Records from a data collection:
########

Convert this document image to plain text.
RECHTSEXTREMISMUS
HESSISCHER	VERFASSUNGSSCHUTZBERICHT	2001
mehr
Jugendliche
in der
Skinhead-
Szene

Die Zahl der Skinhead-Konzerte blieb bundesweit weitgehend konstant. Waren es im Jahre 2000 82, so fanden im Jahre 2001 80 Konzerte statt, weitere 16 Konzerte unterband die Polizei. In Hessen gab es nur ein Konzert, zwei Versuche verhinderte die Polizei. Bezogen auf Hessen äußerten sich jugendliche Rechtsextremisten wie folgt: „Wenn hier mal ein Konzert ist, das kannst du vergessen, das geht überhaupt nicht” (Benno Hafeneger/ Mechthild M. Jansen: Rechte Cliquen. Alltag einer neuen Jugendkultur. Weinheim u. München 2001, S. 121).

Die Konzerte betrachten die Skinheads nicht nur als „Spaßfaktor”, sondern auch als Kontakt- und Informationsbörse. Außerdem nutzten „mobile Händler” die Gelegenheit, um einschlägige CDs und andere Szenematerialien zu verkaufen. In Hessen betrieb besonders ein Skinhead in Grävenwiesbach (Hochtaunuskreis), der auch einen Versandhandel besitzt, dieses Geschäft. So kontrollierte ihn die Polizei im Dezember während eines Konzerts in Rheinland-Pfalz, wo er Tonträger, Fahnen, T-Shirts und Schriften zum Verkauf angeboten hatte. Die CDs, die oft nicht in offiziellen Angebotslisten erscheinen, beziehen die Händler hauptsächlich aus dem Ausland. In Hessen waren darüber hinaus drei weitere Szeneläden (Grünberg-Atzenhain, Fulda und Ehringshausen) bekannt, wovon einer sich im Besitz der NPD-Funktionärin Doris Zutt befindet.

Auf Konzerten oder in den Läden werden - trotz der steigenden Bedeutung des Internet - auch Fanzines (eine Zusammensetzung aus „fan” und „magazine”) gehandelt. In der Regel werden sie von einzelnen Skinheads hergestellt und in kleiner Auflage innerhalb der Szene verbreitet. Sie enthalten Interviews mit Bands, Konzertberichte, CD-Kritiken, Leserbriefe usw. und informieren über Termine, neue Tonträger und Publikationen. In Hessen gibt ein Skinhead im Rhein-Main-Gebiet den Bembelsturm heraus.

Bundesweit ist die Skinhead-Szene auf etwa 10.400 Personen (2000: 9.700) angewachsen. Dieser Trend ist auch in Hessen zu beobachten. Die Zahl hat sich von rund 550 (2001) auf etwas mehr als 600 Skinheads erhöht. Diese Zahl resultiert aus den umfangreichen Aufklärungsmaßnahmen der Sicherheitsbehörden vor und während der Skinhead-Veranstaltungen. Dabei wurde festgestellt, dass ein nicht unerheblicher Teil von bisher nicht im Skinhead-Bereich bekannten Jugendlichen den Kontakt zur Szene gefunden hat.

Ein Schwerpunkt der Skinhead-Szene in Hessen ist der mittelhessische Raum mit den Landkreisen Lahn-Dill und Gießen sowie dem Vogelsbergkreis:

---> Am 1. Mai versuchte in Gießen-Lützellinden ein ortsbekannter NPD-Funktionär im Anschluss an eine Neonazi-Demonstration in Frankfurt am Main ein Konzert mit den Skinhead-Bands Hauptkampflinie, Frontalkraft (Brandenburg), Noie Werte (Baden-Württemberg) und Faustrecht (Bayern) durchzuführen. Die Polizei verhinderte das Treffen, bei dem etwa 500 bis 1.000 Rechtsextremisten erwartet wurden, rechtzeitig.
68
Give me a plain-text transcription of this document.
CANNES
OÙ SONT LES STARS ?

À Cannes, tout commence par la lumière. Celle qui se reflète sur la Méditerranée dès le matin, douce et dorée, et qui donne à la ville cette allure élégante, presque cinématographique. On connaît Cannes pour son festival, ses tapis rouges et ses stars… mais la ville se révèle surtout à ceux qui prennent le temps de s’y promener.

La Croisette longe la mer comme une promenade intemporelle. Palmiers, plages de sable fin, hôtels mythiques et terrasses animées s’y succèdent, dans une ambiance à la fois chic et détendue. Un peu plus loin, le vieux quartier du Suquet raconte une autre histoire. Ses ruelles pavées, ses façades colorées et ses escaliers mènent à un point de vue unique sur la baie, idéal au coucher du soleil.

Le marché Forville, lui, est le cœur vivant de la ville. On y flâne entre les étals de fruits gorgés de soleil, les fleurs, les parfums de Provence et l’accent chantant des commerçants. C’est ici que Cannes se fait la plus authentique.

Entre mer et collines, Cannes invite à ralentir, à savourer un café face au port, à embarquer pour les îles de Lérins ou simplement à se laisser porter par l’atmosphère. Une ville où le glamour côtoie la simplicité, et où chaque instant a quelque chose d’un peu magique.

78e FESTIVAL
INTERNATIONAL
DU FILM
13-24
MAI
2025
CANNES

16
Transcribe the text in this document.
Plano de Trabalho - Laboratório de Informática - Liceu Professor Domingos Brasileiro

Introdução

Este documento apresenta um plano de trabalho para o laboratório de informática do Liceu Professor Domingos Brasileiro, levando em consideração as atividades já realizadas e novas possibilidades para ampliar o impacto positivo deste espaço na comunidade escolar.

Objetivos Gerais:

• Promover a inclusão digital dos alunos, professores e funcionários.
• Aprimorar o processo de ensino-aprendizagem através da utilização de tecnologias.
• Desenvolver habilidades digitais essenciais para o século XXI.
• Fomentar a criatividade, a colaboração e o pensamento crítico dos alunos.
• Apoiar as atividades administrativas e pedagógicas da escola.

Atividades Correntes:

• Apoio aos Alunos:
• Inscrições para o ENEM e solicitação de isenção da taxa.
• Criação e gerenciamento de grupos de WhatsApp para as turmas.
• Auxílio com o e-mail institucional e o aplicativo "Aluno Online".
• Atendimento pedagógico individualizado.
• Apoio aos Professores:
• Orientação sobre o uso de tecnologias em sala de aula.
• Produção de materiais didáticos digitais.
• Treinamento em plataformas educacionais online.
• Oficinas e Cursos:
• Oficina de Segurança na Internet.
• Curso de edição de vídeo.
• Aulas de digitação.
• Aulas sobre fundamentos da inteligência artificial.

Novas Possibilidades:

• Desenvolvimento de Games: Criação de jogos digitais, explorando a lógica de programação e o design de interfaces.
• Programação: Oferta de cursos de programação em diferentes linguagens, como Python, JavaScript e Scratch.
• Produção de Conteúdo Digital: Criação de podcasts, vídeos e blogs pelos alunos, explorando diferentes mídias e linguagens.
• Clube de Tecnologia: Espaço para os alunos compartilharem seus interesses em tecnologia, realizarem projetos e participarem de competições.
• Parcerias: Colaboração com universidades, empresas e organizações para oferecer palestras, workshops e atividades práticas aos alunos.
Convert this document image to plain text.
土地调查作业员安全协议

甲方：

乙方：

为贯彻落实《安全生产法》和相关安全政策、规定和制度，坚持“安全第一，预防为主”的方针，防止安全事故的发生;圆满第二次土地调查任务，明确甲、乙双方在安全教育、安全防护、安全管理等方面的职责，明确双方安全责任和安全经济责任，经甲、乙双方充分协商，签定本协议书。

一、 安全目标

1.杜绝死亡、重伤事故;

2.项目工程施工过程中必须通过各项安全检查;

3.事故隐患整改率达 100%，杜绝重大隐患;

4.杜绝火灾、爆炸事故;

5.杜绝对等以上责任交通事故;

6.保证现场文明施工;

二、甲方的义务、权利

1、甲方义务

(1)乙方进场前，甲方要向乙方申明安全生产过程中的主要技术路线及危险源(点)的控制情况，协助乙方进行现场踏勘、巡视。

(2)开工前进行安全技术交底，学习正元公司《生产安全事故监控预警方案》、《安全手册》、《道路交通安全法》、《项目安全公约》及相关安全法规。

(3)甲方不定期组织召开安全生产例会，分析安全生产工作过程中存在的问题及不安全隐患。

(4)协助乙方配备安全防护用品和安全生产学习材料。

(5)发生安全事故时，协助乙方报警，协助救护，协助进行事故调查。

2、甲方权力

########

• **Exercise prompt**
Report the number of lines above containing the word "Produção", with no other text.

• **Worked solution**
2